### Problem
Exactly reproduce each line of the listing that follows.

[Start of Supplied material]

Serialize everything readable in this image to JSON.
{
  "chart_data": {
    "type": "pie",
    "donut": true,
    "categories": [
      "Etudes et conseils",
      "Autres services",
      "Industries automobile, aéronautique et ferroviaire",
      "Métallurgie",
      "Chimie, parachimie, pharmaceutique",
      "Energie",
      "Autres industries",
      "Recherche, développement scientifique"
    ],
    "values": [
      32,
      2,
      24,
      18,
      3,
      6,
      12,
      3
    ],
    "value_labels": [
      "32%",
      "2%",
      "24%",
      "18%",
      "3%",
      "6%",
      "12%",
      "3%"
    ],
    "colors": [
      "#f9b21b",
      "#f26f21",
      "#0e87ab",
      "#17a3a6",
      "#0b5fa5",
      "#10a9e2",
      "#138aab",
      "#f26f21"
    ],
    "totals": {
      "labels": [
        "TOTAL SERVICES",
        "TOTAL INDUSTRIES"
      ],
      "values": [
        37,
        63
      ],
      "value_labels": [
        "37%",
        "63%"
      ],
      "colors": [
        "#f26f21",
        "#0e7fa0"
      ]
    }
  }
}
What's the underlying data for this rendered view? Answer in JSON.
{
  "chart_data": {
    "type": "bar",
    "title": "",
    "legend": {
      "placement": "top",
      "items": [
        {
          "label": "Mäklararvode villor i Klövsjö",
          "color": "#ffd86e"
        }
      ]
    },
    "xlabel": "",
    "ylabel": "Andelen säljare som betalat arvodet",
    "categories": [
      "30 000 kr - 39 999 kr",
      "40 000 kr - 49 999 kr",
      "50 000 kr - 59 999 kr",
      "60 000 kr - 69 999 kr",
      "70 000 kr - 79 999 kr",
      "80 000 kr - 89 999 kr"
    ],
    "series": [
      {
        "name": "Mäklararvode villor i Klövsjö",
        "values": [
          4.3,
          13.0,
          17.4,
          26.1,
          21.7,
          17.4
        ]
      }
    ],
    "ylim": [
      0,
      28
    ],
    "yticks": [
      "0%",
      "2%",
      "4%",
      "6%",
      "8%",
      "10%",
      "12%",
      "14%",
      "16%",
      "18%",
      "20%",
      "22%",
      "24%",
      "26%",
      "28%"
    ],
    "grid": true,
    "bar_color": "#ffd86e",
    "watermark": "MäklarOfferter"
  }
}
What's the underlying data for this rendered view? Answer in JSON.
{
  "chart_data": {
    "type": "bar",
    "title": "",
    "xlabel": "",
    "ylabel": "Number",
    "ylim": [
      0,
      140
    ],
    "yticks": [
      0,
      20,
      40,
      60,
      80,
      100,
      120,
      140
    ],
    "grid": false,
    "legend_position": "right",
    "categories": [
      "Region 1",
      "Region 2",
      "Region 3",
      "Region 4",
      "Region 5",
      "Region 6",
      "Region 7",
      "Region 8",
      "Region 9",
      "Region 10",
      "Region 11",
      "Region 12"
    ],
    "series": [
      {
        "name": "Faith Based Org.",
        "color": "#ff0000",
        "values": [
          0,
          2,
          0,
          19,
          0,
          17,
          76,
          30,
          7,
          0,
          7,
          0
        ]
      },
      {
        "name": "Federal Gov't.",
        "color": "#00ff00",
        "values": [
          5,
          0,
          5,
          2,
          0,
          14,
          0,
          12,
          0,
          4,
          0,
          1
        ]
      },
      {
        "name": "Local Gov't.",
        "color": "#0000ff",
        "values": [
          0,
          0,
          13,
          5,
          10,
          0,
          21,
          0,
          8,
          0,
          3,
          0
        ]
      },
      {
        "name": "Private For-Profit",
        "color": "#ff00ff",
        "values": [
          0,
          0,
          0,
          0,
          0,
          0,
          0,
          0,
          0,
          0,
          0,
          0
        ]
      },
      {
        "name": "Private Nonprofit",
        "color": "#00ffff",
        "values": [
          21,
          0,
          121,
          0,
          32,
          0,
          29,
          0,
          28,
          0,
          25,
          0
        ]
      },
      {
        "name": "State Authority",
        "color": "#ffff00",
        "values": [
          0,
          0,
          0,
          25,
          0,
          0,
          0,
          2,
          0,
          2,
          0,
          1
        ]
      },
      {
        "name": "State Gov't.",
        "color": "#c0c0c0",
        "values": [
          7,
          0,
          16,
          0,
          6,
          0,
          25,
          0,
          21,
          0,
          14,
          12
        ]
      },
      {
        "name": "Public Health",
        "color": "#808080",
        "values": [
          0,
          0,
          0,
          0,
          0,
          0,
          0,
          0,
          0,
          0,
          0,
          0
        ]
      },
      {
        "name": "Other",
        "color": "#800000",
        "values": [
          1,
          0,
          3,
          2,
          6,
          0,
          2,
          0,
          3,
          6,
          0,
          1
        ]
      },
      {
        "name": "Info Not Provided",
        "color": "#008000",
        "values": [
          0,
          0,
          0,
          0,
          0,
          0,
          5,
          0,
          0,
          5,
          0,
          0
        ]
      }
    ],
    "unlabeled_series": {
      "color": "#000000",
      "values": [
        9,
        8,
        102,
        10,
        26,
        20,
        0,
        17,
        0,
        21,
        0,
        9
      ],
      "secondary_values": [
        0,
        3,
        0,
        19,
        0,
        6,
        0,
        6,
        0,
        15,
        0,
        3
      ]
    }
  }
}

[End of Supplied material]

### Reply
Serialize everything readable in this image to JSON.
{
  "chart_data": {
    "type": "pie",
    "donut": true,
    "categories": [
      "Etudes et conseils",
      "Autres services",
      "Industries automobile, aéronautique et ferroviaire",
      "Métallurgie",
      "Chimie, parachimie, pharmaceutique",
      "Energie",
      "Autres industries",
      "Recherche, développement scientifique"
    ],
    "values": [
      32,
      2,
      24,
      18,
      3,
      6,
      12,
      3
    ],
    "value_labels": [
      "32%",
      "2%",
      "24%",
      "18%",
      "3%",
      "6%",
      "12%",
      "3%"
    ],
    "colors": [
      "#f9b21b",
      "#f26f21",
      "#0e87ab",
      "#17a3a6",
      "#0b5fa5",
      "#10a9e2",
      "#138aab",
      "#f26f21"
    ],
    "totals": {
      "labels": [
        "TOTAL SERVICES",
        "TOTAL INDUSTRIES"
      ],
      "values": [
        37,
        63
      ],
      "value_labels": [
        "37%",
        "63%"
      ],
      "colors": [
        "#f26f21",
        "#0e7fa0"
      ]
    }
  }
}
What's the underlying data for this rendered view? Answer in JSON.
{
  "chart_data": {
    "type": "bar",
    "title": "",
    "legend": {
      "placement": "top",
      "items": [
        {
          "label": "Mäklararvode villor i Klövsjö",
          "color": "#ffd86e"
        }
      ]
    },
    "xlabel": "",
    "ylabel": "Andelen säljare som betalat arvodet",
    "categories": [
      "30 000 kr - 39 999 kr",
      "40 000 kr - 49 999 kr",
      "50 000 kr - 59 999 kr",
      "60 000 kr - 69 999 kr",
      "70 000 kr - 79 999 kr",
      "80 000 kr - 89 999 kr"
    ],
    "series": [
      {
        "name": "Mäklararvode villor i Klövsjö",
        "values": [
          4.3,
          13.0,
          17.4,
          26.1,
          21.7,
          17.4
        ]
      }
    ],
    "ylim": [
      0,
      28
    ],
    "yticks": [
      "0%",
      "2%",
      "4%",
      "6%",
      "8%",
      "10%",
      "12%",
      "14%",
      "16%",
      "18%",
      "20%",
      "22%",
      "24%",
      "26%",
      "28%"
    ],
    "grid": true,
    "bar_color": "#ffd86e",
    "watermark": "MäklarOfferter"
  }
}
What's the underlying data for this rendered view? Answer in JSON.
{
  "chart_data": {
    "type": "bar",
    "title": "",
    "xlabel": "",
    "ylabel": "Number",
    "ylim": [
      0,
      140
    ],
    "yticks": [
      0,
      20,
      40,
      60,
      80,
      100,
      120,
      140
    ],
    "grid": false,
    "legend_position": "right",
    "categories": [
      "Region 1",
      "Region 2",
      "Region 3",
      "Region 4",
      "Region 5",
      "Region 6",
      "Region 7",
      "Region 8",
      "Region 9",
      "Region 10",
      "Region 11",
      "Region 12"
    ],
    "series": [
      {
        "name": "Faith Based Org.",
        "color": "#ff0000",
        "values": [
          0,
          2,
          0,
          19,
          0,
          17,
          76,
          30,
          7,
          0,
          7,
          0
        ]
      },
      {
        "name": "Federal Gov't.",
        "color": "#00ff00",
        "values": [
          5,
          0,
          5,
          2,
          0,
          14,
          0,
          12,
          0,
          4,
          0,
          1
        ]
      },
      {
        "name": "Local Gov't.",
        "color": "#0000ff",
        "values": [
          0,
          0,
          13,
          5,
          10,
          0,
          21,
          0,
          8,
          0,
          3,
          0
        ]
      },
      {
        "name": "Private For-Profit",
        "color": "#ff00ff",
        "values": [
          0,
          0,
          0,
          0,
          0,
          0,
          0,
          0,
          0,
          0,
          0,
          0
        ]
      },
      {
        "name": "Private Nonprofit",
        "color": "#00ffff",
        "values": [
          21,
          0,
          121,
          0,
          32,
          0,
          29,
          0,
          28,
          0,
          25,
          0
        ]
      },
      {
        "name": "State Authority",
        "color": "#ffff00",
        "values": [
          0,
          0,
          0,
          25,
          0,
          0,
          0,
          2,
          0,
          2,
          0,
          1
        ]
      },
      {
        "name": "State Gov't.",
        "color": "#c0c0c0",
        "values": [
          7,
          0,
          16,
          0,
          6,
          0,
          25,
          0,
          21,
          0,
          14,
          12
        ]
      },
      {
        "name": "Public Health",
        "color": "#808080",
        "values": [
          0,
          0,
          0,
          0,
          0,
          0,
          0,
          0,
          0,
          0,
          0,
          0
        ]
      },
      {
        "name": "Other",
        "color": "#800000",
        "values": [
          1,
          0,
          3,
          2,
          6,
          0,
          2,
          0,
          3,
          6,
          0,
          1
        ]
      },
      {
        "name": "Info Not Provided",
        "color": "#008000",
        "values": [
          0,
          0,
          0,
          0,
          0,
          0,
          5,
          0,
          0,
          5,
          0,
          0
        ]
      }
    ],
    "unlabeled_series": {
      "color": "#000000",
      "values": [
        9,
        8,
        102,
        10,
        26,
        20,
        0,
        17,
        0,
        21,
        0,
        9
      ],
      "secondary_values": [
        0,
        3,
        0,
        19,
        0,
        6,
        0,
        6,
        0,
        15,
        0,
        3
      ]
    }
  }
}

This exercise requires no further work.